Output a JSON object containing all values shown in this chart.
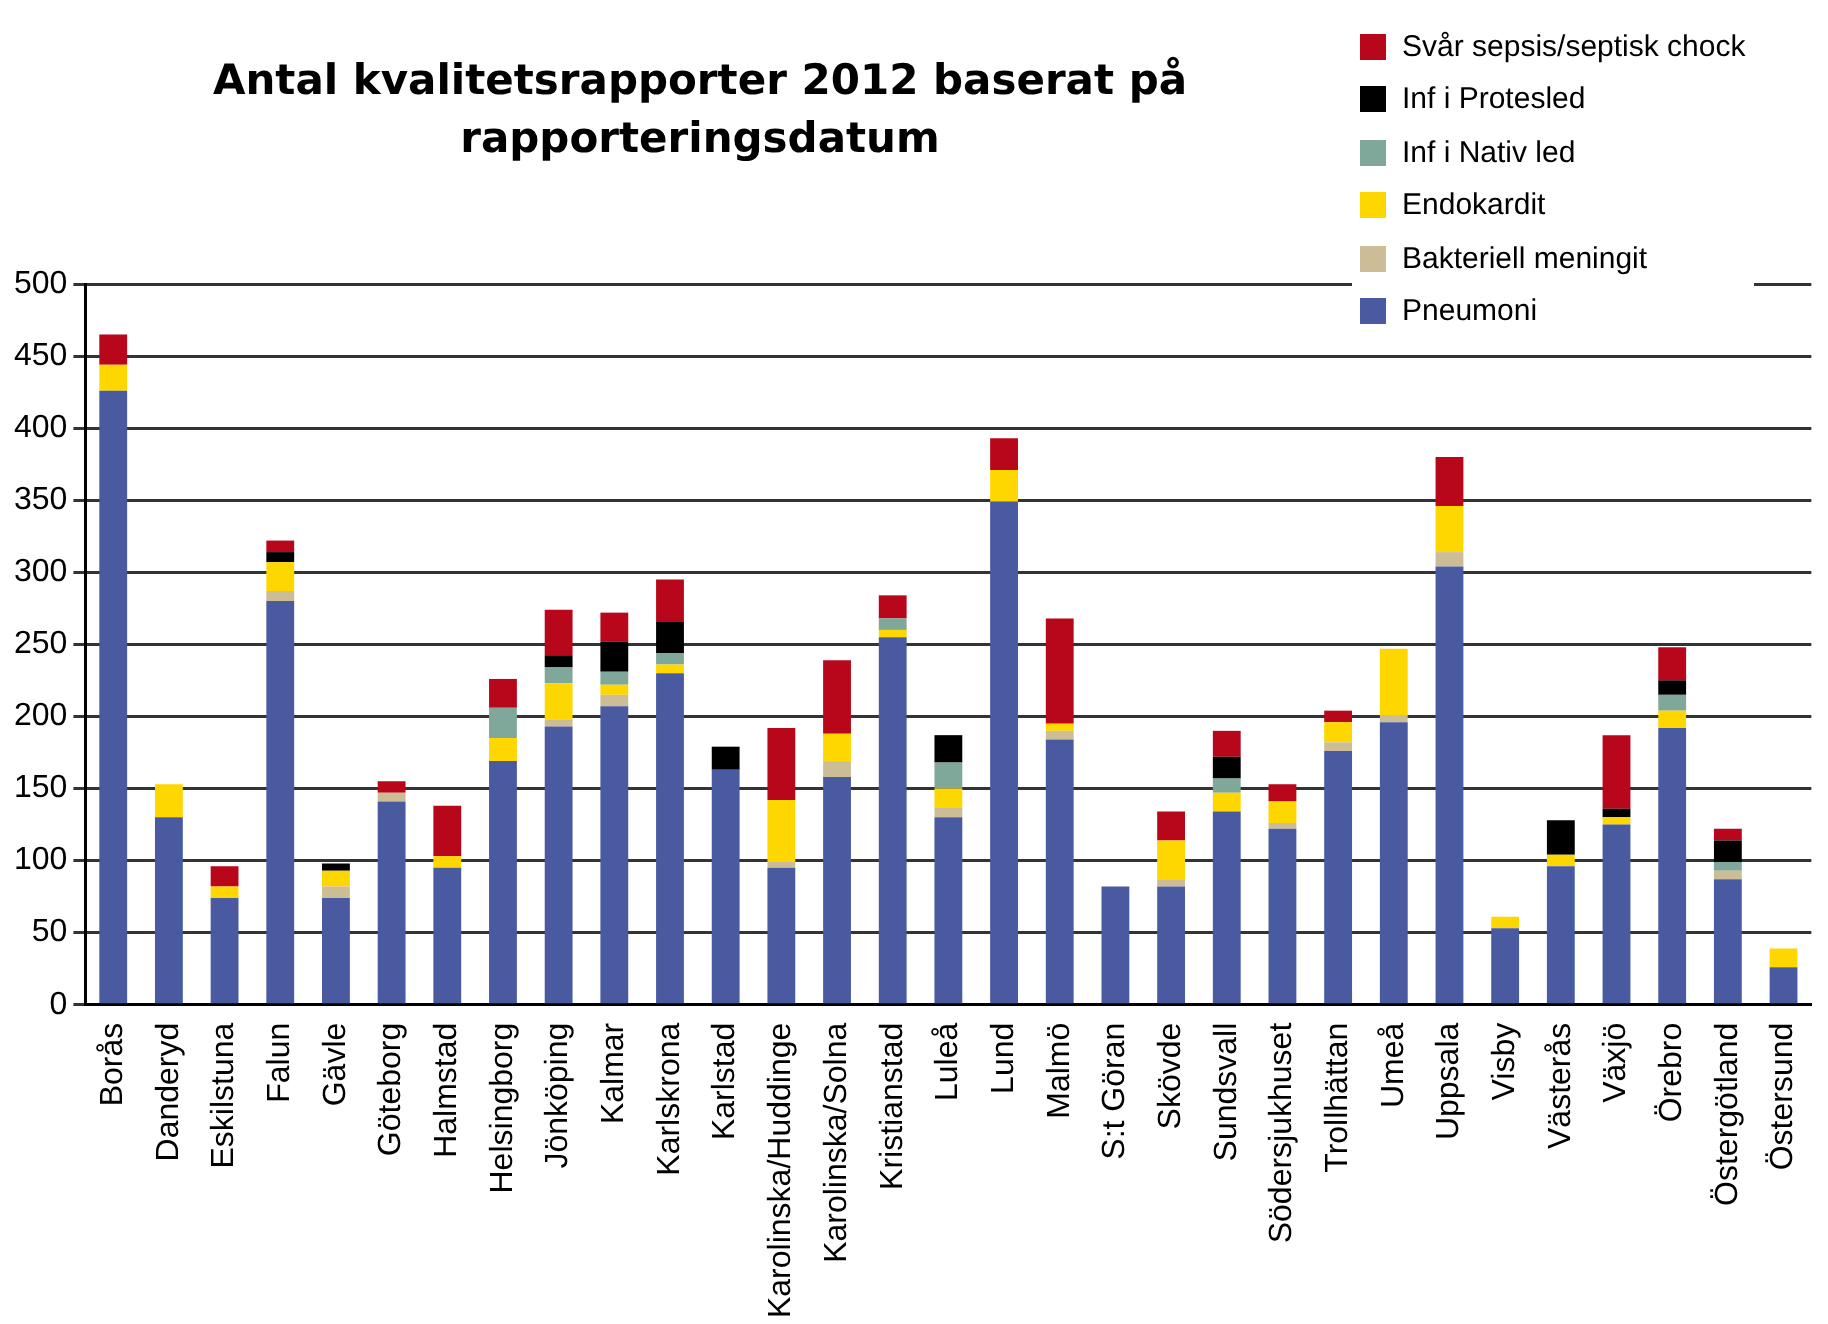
{
  "chart_data": {
    "type": "bar",
    "stacked": true,
    "title": "Antal kvalitetsrapporter 2012 baserat på rapporteringsdatum",
    "categories": [
      "Borås",
      "Danderyd",
      "Eskilstuna",
      "Falun",
      "Gävle",
      "Göteborg",
      "Halmstad",
      "Helsingborg",
      "Jönköping",
      "Kalmar",
      "Karlskrona",
      "Karlstad",
      "Karolinska/Huddinge",
      "Karolinska/Solna",
      "Kristianstad",
      "Luleå",
      "Lund",
      "Malmö",
      "S:t Göran",
      "Skövde",
      "Sundsvall",
      "Södersjukhuset",
      "Trollhättan",
      "Umeå",
      "Uppsala",
      "Visby",
      "Västerås",
      "Växjö",
      "Örebro",
      "Östergötland",
      "Östersund"
    ],
    "series": [
      {
        "name": "Pneumoni",
        "color": "#4a5aa0",
        "values": [
          426,
          130,
          74,
          280,
          74,
          141,
          95,
          169,
          193,
          207,
          230,
          163,
          95,
          158,
          255,
          130,
          349,
          184,
          82,
          82,
          134,
          122,
          176,
          196,
          304,
          53,
          96,
          125,
          192,
          87,
          26
        ]
      },
      {
        "name": "Bakteriell meningit",
        "color": "#cdbd96",
        "values": [
          0,
          0,
          0,
          7,
          8,
          6,
          0,
          0,
          5,
          8,
          0,
          0,
          4,
          11,
          0,
          7,
          0,
          6,
          0,
          5,
          0,
          4,
          6,
          5,
          10,
          0,
          0,
          0,
          0,
          6,
          0
        ]
      },
      {
        "name": "Endokardit",
        "color": "#ffd700",
        "values": [
          18,
          23,
          8,
          20,
          11,
          0,
          8,
          16,
          25,
          7,
          6,
          0,
          43,
          19,
          5,
          13,
          22,
          5,
          0,
          27,
          13,
          15,
          14,
          46,
          32,
          8,
          8,
          5,
          12,
          0,
          13
        ]
      },
      {
        "name": "Inf i Nativ led",
        "color": "#80a89a",
        "values": [
          0,
          0,
          0,
          0,
          0,
          0,
          0,
          21,
          11,
          9,
          8,
          0,
          0,
          0,
          8,
          18,
          0,
          0,
          0,
          0,
          10,
          0,
          0,
          0,
          0,
          0,
          0,
          0,
          11,
          6,
          0
        ]
      },
      {
        "name": "Inf i Protesled",
        "color": "#000000",
        "values": [
          0,
          0,
          0,
          7,
          5,
          0,
          0,
          0,
          8,
          21,
          22,
          16,
          0,
          0,
          0,
          19,
          0,
          0,
          0,
          0,
          15,
          0,
          0,
          0,
          0,
          0,
          24,
          6,
          10,
          15,
          0
        ]
      },
      {
        "name": "Svår sepsis/septisk chock",
        "color": "#b8071b",
        "values": [
          21,
          0,
          14,
          8,
          0,
          8,
          35,
          20,
          32,
          20,
          29,
          0,
          50,
          51,
          16,
          0,
          22,
          73,
          0,
          20,
          18,
          12,
          8,
          0,
          34,
          0,
          0,
          51,
          23,
          8,
          0
        ]
      }
    ],
    "ylim": [
      0,
      500
    ],
    "yticks": [
      0,
      50,
      100,
      150,
      200,
      250,
      300,
      350,
      400,
      450,
      500
    ],
    "grid": "y",
    "legend": "top right"
  }
}
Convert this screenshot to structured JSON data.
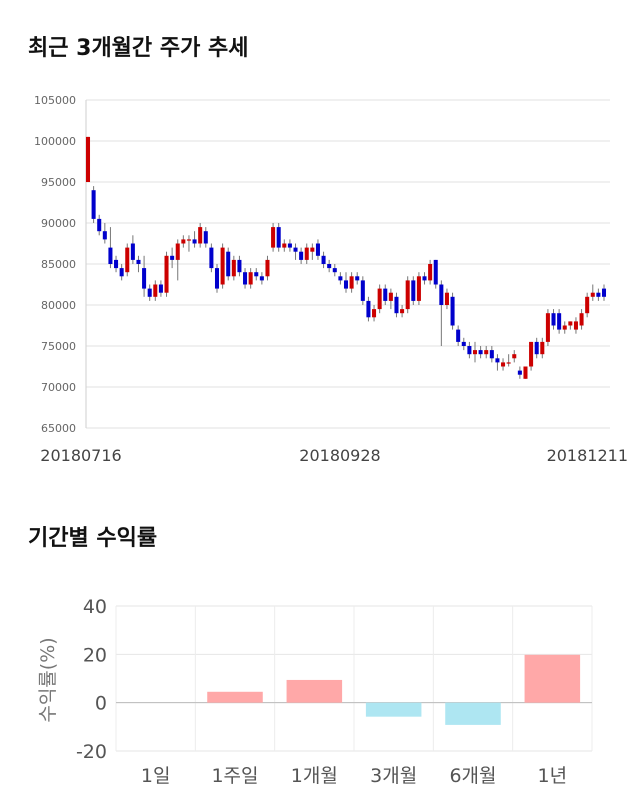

•••

Gather each line of the listing that holds the string "name".

- [RESPONSE TO THIS TASK]:
        "name": "Pneumoni",
        "name": "Bakteriell meningit",
        "name": "Endokardit",
        "name": "Inf i Nativ led",
        "name": "Inf i Protesled",
        "name": "Svår sepsis/septisk chock",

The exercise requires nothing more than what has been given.